## What is required
Scan the lines below; pull out those with "this".

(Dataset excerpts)
───

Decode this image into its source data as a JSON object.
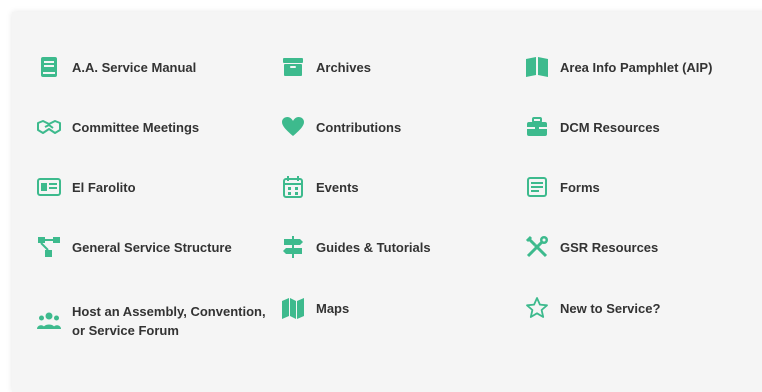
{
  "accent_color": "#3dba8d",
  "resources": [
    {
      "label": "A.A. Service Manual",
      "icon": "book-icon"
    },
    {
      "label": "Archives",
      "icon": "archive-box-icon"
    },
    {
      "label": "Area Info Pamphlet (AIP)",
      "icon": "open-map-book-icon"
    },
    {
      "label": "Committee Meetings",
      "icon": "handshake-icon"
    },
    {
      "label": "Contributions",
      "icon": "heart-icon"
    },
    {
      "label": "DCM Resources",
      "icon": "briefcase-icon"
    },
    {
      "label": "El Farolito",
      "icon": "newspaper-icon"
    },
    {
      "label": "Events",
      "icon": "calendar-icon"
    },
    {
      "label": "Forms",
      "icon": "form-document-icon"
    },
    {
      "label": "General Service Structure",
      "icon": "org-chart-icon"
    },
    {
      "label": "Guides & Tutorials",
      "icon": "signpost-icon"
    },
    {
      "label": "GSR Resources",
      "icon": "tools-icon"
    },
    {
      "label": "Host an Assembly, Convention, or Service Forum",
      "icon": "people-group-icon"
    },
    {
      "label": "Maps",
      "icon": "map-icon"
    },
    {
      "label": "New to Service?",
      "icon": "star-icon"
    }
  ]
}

───

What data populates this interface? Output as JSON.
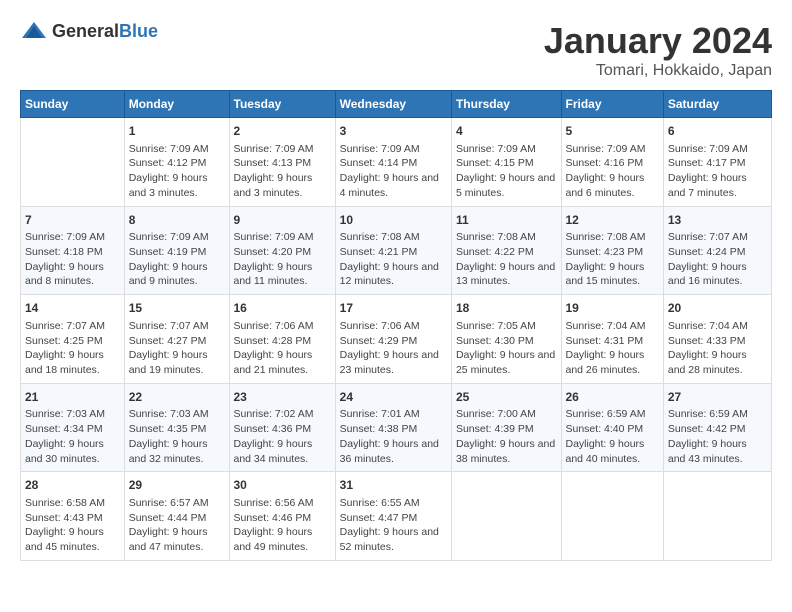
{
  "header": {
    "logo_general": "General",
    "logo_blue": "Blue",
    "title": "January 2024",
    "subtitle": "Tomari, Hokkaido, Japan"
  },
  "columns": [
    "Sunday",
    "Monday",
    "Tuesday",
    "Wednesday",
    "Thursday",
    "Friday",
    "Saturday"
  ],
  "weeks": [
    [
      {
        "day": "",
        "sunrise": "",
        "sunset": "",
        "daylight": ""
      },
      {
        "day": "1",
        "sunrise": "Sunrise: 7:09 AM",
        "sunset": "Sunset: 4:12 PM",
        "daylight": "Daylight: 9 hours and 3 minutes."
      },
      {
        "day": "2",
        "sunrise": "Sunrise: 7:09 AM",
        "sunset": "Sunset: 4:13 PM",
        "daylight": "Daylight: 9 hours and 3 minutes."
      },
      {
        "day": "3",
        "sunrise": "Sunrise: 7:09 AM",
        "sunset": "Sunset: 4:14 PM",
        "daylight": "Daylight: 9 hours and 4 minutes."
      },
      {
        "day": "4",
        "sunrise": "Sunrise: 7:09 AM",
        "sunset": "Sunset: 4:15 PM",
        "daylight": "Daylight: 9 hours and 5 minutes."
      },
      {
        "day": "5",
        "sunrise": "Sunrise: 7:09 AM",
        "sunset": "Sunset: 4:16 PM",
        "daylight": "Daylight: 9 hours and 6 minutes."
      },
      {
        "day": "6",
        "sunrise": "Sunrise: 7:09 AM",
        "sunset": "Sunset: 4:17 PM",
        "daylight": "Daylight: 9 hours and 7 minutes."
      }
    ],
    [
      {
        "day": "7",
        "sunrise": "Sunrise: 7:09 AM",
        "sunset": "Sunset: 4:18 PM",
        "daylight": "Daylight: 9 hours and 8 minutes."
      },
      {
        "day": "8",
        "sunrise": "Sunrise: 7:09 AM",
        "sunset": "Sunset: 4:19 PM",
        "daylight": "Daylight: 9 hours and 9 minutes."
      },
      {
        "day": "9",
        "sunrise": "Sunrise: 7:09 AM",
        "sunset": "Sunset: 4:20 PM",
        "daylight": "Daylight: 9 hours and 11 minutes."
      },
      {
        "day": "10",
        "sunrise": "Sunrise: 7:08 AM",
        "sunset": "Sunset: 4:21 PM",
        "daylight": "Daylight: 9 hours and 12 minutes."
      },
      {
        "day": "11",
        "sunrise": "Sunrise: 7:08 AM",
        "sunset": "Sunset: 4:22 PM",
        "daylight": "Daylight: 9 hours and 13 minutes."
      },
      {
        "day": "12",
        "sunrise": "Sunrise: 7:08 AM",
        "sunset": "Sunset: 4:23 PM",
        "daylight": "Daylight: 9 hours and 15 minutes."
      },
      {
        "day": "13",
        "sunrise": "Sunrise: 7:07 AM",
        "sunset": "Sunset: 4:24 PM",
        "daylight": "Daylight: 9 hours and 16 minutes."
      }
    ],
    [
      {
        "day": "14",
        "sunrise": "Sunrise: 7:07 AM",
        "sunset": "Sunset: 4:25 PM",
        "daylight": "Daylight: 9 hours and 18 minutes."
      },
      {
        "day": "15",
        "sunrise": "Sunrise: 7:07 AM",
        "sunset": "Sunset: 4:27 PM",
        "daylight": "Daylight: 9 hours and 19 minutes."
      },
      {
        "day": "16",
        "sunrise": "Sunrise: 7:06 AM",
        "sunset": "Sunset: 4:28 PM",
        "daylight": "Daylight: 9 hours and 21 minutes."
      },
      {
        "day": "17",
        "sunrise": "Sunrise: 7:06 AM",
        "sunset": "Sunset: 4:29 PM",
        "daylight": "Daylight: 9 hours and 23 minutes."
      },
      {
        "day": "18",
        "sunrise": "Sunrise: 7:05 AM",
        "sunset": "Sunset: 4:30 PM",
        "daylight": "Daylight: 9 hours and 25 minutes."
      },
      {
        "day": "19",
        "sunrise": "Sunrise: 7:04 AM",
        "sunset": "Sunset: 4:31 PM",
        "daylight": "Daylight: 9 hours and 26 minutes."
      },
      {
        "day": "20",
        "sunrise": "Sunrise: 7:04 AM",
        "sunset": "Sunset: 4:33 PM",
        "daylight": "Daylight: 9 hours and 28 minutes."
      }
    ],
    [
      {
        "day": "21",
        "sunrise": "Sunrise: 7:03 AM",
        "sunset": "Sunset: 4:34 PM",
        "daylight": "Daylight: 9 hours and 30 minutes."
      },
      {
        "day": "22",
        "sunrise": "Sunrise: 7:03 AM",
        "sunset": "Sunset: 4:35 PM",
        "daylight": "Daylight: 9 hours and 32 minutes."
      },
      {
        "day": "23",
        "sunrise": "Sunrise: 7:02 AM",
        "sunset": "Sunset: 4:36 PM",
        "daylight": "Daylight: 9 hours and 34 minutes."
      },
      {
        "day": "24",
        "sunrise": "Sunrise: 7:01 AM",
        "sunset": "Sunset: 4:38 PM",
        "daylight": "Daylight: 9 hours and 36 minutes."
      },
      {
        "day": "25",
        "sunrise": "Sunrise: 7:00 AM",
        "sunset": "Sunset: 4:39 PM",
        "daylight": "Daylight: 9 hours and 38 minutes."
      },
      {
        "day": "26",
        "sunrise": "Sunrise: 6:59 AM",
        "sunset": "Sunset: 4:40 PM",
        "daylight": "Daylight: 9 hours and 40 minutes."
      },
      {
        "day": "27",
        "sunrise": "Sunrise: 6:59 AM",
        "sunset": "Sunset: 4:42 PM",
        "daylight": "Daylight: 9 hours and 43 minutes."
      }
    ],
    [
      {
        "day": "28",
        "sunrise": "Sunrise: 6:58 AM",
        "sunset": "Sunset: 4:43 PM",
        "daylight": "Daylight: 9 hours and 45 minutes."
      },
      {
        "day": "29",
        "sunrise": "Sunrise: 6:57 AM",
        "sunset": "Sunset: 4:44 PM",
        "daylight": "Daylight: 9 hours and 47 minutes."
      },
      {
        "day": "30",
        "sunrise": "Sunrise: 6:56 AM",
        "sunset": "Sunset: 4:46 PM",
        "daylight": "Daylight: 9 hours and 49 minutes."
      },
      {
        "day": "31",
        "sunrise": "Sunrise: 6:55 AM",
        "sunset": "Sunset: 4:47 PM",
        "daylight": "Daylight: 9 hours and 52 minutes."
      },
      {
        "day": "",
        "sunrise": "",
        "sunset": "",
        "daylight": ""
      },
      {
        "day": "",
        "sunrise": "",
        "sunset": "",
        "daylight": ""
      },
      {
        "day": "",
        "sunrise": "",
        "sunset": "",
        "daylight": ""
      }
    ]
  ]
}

───

## Exercise output
Decode this image into its source data as a JSON object.
What data populates this interface? Output as JSON.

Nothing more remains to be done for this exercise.